"""
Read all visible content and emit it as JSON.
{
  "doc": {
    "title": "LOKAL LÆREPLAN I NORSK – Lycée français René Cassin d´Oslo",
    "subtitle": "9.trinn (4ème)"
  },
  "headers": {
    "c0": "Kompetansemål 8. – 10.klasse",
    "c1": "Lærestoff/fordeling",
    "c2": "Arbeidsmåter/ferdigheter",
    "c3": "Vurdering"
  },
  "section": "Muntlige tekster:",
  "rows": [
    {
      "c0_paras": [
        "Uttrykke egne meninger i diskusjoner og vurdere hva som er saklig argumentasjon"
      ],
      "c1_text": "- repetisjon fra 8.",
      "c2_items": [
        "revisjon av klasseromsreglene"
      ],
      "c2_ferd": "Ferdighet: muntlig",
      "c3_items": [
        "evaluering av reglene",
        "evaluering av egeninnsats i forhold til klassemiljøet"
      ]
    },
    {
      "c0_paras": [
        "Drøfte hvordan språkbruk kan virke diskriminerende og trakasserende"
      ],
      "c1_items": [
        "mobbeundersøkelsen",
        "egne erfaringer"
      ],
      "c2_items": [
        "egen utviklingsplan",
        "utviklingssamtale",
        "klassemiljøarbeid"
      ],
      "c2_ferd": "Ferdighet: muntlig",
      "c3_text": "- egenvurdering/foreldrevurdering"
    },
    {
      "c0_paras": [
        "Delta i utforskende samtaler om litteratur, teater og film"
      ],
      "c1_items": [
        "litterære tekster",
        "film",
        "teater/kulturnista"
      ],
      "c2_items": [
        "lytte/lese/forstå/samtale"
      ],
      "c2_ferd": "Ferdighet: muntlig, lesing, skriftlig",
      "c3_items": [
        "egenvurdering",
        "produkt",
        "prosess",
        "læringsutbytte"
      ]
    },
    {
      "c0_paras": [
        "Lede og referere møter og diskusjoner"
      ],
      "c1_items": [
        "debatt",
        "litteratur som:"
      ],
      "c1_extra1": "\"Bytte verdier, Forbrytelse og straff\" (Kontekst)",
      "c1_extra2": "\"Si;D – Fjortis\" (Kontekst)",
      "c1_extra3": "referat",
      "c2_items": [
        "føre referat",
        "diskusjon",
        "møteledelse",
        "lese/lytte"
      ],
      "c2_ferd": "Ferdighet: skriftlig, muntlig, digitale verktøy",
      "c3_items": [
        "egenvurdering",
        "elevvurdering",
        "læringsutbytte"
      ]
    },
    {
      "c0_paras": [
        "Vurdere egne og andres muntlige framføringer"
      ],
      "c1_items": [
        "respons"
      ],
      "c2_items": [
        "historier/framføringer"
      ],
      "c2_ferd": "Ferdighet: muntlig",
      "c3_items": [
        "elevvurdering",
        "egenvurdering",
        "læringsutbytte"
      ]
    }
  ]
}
"""
WORK TO BE COMPLETED: Working from the entries above, return all lines that contain "evaluering".

REPLY:
        "evaluering av reglene",
        "evaluering av egeninnsats i forhold til klassemiljøet"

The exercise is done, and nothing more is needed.